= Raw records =
--- start ---
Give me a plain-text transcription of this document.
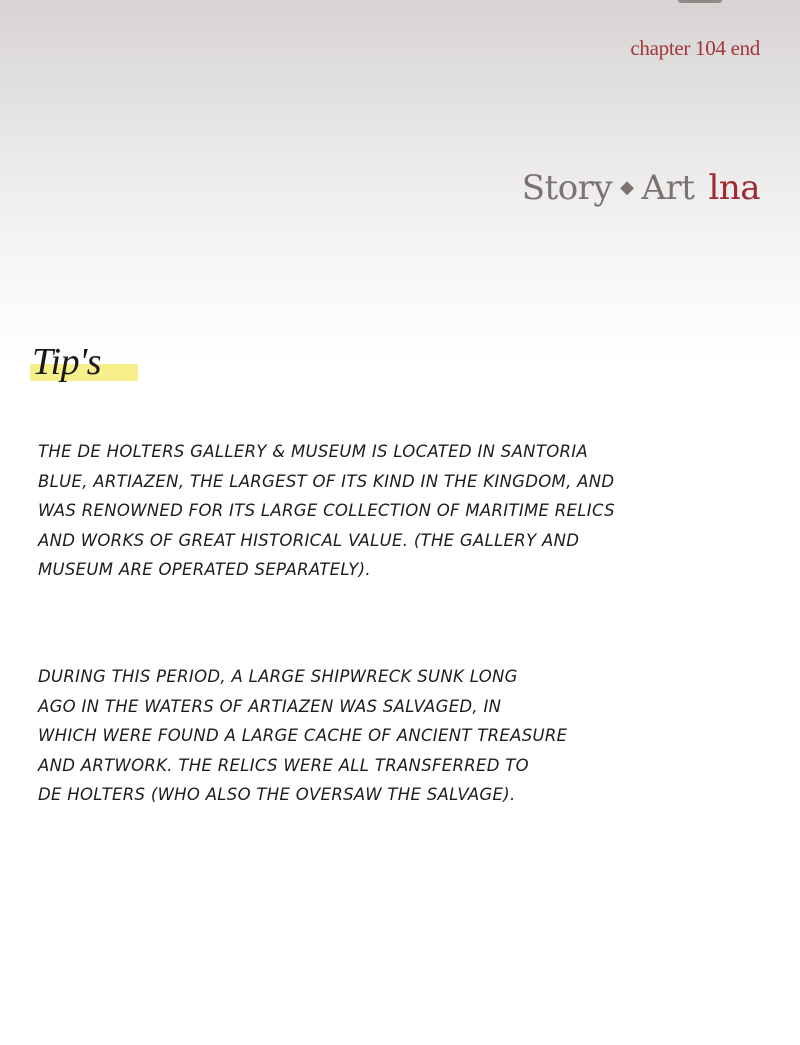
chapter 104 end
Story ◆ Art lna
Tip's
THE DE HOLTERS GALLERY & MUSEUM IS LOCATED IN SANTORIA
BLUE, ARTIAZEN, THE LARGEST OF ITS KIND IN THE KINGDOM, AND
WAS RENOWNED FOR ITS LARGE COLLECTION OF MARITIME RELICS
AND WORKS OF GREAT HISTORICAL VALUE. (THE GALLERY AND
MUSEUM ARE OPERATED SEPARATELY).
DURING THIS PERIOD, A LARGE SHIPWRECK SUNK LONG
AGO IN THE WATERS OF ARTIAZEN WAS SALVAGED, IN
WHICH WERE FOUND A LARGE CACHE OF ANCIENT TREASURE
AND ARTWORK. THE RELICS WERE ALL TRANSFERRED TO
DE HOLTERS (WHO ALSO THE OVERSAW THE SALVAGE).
--- end ---
--- start ---
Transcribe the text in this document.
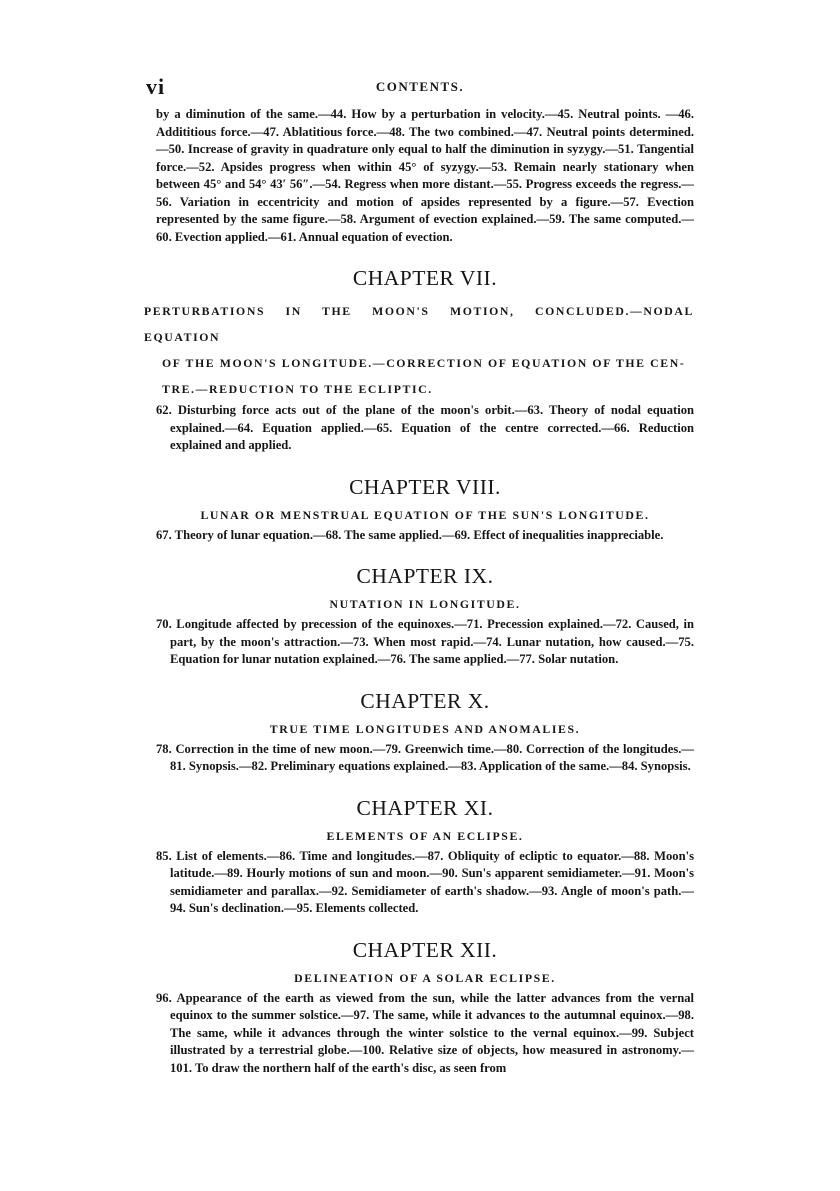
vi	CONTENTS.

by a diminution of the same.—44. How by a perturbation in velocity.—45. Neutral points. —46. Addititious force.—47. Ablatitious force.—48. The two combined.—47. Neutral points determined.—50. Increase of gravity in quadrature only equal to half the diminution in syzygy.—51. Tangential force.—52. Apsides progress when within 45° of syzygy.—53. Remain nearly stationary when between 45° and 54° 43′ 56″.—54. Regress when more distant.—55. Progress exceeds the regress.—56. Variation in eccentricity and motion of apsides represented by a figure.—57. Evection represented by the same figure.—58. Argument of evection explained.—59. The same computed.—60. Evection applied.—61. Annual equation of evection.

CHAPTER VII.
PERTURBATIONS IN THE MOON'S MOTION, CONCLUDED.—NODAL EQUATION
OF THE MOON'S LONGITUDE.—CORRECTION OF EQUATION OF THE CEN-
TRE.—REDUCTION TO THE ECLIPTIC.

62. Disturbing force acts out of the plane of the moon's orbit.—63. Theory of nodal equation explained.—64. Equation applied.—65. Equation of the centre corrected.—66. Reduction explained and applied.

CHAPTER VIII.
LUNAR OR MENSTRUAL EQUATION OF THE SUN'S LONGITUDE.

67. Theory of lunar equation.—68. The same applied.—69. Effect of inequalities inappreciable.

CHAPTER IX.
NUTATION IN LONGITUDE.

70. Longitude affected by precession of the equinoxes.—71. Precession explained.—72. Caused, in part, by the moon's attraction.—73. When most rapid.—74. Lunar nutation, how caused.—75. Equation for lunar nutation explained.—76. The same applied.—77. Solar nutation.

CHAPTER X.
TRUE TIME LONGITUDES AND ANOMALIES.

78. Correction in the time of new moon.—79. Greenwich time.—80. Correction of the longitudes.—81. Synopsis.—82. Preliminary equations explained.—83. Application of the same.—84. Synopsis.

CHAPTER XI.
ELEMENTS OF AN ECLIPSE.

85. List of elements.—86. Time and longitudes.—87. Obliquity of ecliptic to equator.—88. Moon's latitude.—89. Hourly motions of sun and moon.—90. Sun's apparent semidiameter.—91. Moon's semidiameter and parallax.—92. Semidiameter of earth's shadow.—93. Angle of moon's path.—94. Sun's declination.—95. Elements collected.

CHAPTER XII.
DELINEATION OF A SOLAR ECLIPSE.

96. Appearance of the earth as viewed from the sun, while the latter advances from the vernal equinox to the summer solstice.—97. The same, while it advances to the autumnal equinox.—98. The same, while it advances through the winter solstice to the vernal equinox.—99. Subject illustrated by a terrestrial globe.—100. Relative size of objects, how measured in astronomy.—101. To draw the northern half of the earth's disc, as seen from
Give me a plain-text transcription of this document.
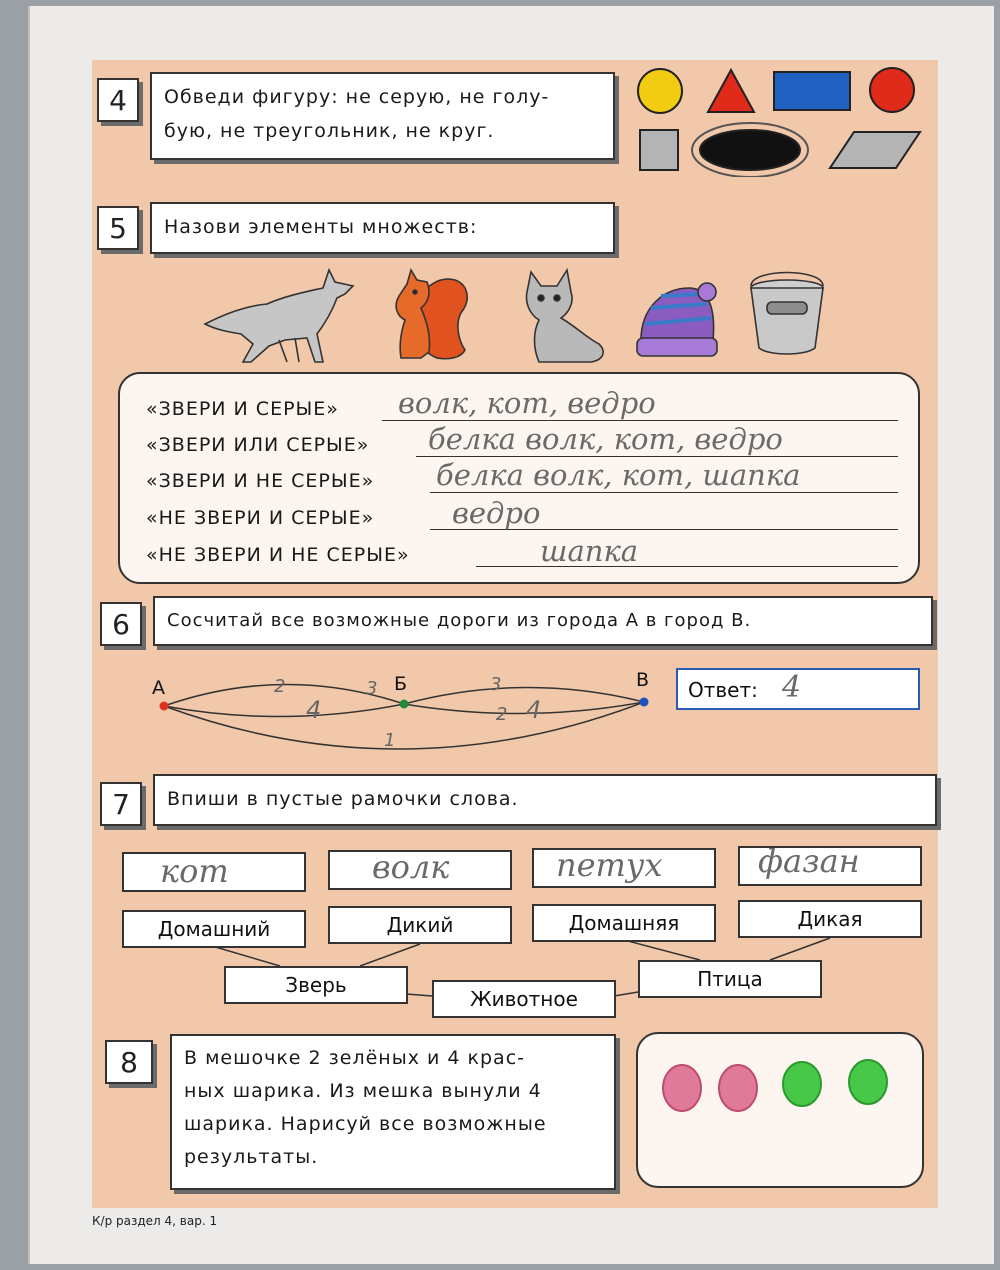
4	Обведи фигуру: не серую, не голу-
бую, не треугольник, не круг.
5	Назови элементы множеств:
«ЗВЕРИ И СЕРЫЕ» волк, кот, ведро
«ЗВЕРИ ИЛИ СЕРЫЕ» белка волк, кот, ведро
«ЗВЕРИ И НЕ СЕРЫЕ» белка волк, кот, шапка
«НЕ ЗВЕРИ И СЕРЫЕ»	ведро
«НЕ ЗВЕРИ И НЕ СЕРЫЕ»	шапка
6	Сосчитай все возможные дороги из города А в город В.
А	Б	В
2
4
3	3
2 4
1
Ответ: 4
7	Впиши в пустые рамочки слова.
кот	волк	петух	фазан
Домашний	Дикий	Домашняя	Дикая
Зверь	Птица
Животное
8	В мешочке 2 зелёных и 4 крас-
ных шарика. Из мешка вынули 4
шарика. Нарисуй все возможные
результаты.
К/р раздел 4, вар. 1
--- end ---
--- start ---
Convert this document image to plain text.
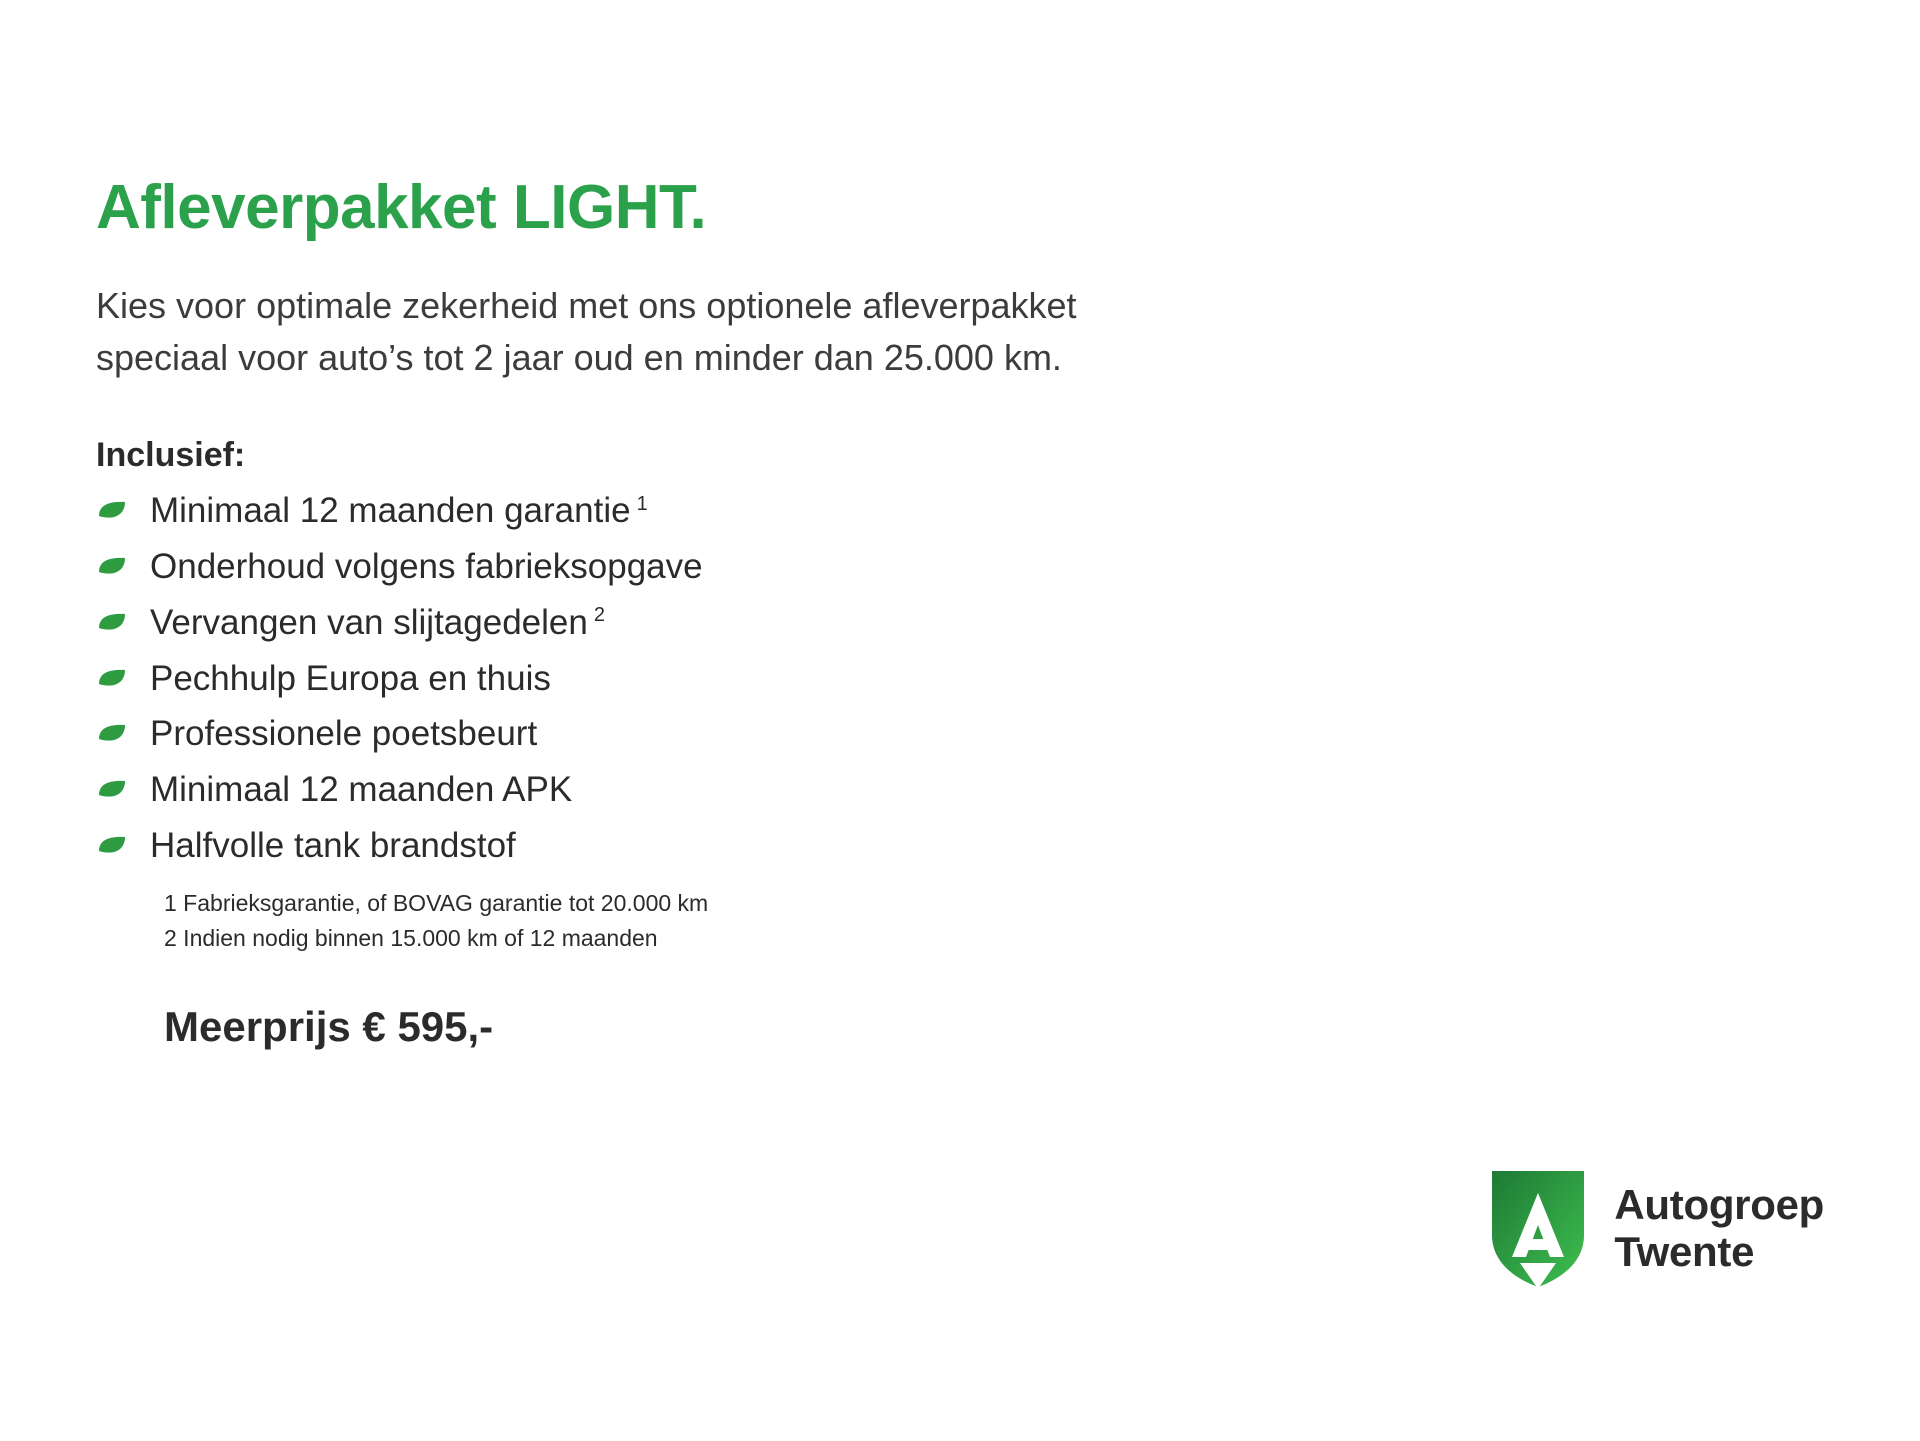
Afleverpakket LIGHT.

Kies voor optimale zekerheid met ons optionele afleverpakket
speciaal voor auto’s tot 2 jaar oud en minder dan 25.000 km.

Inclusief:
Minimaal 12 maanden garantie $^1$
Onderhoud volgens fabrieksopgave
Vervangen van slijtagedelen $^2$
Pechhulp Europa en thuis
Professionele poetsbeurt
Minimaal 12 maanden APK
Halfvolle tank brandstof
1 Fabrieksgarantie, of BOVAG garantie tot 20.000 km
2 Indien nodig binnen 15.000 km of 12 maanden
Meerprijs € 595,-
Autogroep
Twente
--- end ---
= Stated problem =
Only a number is expected here: the count of lines in the listing that hold the string "Minimaal".

= Complete output =
2